## Direction
Locate the lines where "VMwareVirtualNVMeDisk" occurs and copy them as they stand.

□ □ □ □ □

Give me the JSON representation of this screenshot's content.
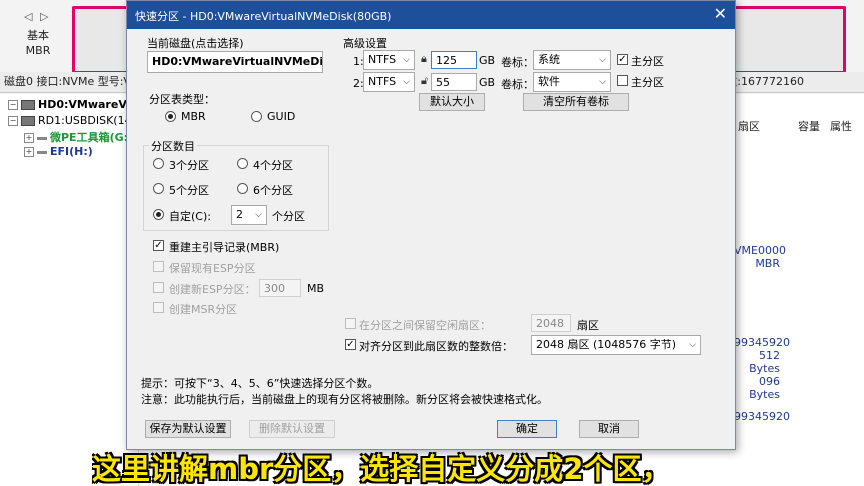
{
  "background": {
    "nav_arrows": "◁ ▷",
    "disk_kind_line1": "基本",
    "disk_kind_line2": "MBR",
    "disk_info": "磁盘0 接口:NVMe  型号:VM",
    "disk_info_right": "数:167772160",
    "tree": [
      {
        "label": "HD0:VMwareVir",
        "color": "#000000",
        "bold": true
      },
      {
        "label": "RD1:USBDISK(14",
        "color": "#000000",
        "bold": false
      },
      {
        "label": "微PE工具箱(G:",
        "color": "#1a9a3a",
        "bold": true
      },
      {
        "label": "EFI(H:)",
        "color": "#1f3a8f",
        "bold": true
      }
    ],
    "col_sector": "扇区",
    "col_capacity": "容量",
    "col_attr": "属性",
    "right_lines_a": [
      "VME0000",
      "MBR"
    ],
    "right_lines_b": [
      "99345920",
      "512 Bytes",
      "096 Bytes"
    ],
    "right_lines_c": [
      "99345920"
    ]
  },
  "dialog": {
    "title": "快速分区 - HD0:VMwareVirtualNVMeDisk(80GB)",
    "close_glyph": "✕",
    "current_disk_legend": "当前磁盘(点击选择)",
    "current_disk_value": "HD0:VMwareVirtualNVMeDisk",
    "partition_table_legend": "分区表类型：",
    "mbr_label": "MBR",
    "guid_label": "GUID",
    "partition_count_legend": "分区数目",
    "count_options": [
      "3个分区",
      "4个分区",
      "5个分区",
      "6个分区"
    ],
    "custom_label": "自定(C):",
    "custom_value": "2",
    "custom_suffix": "个分区",
    "rebuild_mbr": "重建主引导记录(MBR)",
    "keep_esp": "保留现有ESP分区",
    "create_esp": "创建新ESP分区：",
    "esp_size": "300",
    "esp_unit": "MB",
    "create_msr": "创建MSR分区",
    "advanced_legend": "高级设置",
    "rows": [
      {
        "index": "1:",
        "fs": "NTFS",
        "size": "125",
        "unit": "GB",
        "vol_label": "卷标：",
        "vol": "系统",
        "primary": "主分区",
        "primary_checked": true
      },
      {
        "index": "2:",
        "fs": "NTFS",
        "size": "55",
        "unit": "GB",
        "vol_label": "卷标：",
        "vol": "软件",
        "primary": "主分区",
        "primary_checked": false
      }
    ],
    "default_size_btn": "默认大小",
    "clear_labels_btn": "清空所有卷标",
    "reserve_free": "在分区之间保留空闲扇区：",
    "reserve_value": "2048",
    "reserve_unit": "扇区",
    "align_label": "对齐分区到此扇区数的整数倍：",
    "align_value": "2048 扇区 (1048576 字节)",
    "tip1": "提示：可按下“3、4、5、6”快速选择分区个数。",
    "tip2": "注意：此功能执行后，当前磁盘上的现有分区将被删除。新分区将会被快速格式化。",
    "save_default_btn": "保存为默认设置",
    "delete_default_btn": "删除默认设置",
    "ok_btn": "确定",
    "cancel_btn": "取消"
  },
  "subtitle": "这里讲解mbr分区，选择自定义分成2个区，",
  "colors": {
    "titlebar": "#1e4f9a",
    "disk_bar_border": "#e0006e",
    "subtitle": "#ffe600"
  }
}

□ □ □ □ □

## Written response
    "title": "快速分区 - HD0:VMwareVirtualNVMeDisk(80GB)",
    "current_disk_value": "HD0:VMwareVirtualNVMeDisk",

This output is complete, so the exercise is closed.